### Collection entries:
____________________

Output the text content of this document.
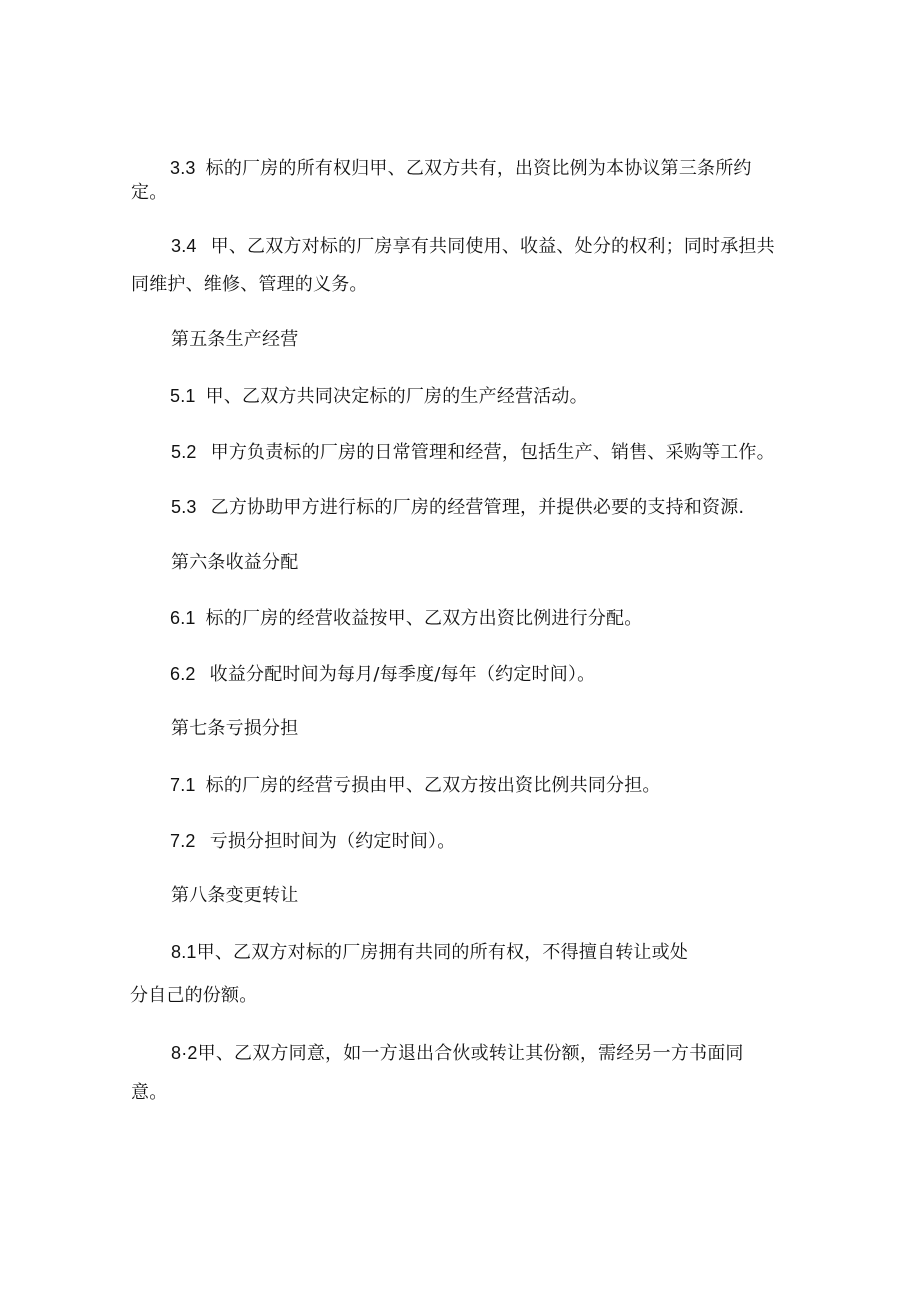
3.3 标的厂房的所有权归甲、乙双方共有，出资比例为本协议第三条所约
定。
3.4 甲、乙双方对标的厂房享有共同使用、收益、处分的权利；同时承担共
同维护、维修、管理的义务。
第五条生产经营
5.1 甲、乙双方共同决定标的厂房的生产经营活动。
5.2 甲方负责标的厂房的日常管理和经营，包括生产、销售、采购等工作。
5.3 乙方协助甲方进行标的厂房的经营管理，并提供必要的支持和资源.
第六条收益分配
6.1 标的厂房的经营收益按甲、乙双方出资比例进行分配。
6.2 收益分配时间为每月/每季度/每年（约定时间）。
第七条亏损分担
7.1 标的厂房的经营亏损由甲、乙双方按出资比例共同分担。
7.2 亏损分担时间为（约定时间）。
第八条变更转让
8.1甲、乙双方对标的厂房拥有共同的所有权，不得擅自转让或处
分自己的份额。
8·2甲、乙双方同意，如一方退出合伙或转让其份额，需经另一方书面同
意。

____________________

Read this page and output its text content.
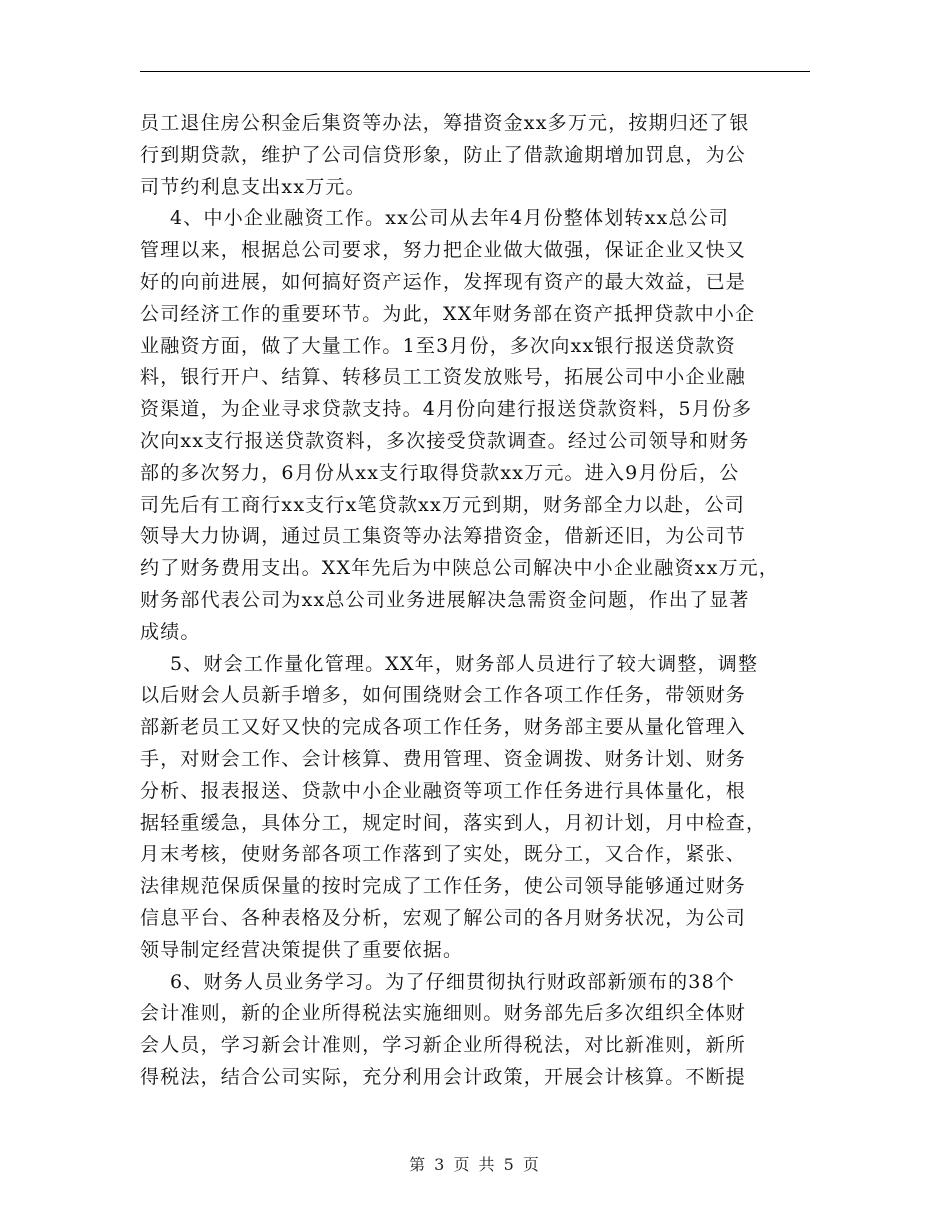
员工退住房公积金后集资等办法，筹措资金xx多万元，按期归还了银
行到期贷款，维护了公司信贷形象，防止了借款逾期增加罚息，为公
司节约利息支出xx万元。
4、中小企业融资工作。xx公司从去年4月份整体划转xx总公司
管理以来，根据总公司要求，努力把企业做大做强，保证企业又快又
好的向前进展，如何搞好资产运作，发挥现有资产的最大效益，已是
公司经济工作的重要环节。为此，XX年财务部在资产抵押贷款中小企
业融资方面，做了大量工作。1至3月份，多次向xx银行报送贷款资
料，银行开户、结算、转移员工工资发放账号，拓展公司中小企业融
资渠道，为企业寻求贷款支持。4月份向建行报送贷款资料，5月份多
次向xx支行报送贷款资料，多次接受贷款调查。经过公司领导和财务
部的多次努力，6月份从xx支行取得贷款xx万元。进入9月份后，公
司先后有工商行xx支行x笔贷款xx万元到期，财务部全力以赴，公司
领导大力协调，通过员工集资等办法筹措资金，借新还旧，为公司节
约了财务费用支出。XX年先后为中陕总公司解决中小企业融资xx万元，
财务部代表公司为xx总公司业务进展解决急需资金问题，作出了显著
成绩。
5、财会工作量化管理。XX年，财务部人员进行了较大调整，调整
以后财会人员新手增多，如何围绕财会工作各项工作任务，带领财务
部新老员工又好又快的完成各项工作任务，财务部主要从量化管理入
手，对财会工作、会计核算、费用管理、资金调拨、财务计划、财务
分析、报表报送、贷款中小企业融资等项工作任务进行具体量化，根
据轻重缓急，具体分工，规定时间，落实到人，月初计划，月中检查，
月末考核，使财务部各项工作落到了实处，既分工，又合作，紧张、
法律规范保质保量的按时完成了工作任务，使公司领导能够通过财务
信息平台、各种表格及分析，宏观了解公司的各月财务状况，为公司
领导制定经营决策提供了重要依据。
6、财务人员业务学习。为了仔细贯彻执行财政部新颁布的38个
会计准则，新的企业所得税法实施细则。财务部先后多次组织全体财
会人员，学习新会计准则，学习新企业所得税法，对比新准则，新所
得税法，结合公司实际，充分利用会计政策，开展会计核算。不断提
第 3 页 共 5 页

____________________

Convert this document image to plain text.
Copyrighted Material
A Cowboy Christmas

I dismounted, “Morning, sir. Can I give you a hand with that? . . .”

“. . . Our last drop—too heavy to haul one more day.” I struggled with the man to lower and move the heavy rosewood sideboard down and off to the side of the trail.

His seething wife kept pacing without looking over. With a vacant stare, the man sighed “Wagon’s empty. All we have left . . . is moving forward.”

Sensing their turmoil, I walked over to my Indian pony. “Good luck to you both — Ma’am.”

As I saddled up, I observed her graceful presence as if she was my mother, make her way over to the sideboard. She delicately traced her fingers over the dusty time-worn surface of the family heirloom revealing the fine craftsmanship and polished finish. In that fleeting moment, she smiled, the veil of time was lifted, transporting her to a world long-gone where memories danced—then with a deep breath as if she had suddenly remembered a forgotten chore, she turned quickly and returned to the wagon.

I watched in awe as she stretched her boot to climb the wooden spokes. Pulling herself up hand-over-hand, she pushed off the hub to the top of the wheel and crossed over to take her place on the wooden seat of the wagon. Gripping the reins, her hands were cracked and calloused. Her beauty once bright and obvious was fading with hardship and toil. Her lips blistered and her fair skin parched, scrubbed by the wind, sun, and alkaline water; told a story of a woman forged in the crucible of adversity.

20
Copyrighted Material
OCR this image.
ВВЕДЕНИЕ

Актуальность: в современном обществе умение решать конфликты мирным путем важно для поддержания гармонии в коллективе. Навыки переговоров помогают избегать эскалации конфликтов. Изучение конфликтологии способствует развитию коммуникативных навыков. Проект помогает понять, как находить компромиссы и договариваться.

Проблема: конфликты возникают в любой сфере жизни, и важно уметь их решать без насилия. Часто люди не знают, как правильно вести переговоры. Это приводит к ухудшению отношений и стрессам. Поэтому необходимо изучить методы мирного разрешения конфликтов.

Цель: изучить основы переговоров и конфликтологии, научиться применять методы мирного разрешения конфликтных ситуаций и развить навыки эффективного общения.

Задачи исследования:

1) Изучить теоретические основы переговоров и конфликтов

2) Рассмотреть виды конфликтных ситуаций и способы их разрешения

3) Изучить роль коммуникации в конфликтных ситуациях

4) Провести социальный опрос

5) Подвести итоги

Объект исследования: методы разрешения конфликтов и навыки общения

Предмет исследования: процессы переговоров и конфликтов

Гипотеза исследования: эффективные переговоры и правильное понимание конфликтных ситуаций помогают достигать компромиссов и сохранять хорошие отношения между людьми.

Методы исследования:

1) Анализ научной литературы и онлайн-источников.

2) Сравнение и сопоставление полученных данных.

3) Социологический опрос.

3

____________________

### OBJECTIVE:
Lines that hold "опрос" are the ones to copy; find all of them.

### EXERCISE SOLUTION:
4) Провести социальный опрос
3) Социологический опрос.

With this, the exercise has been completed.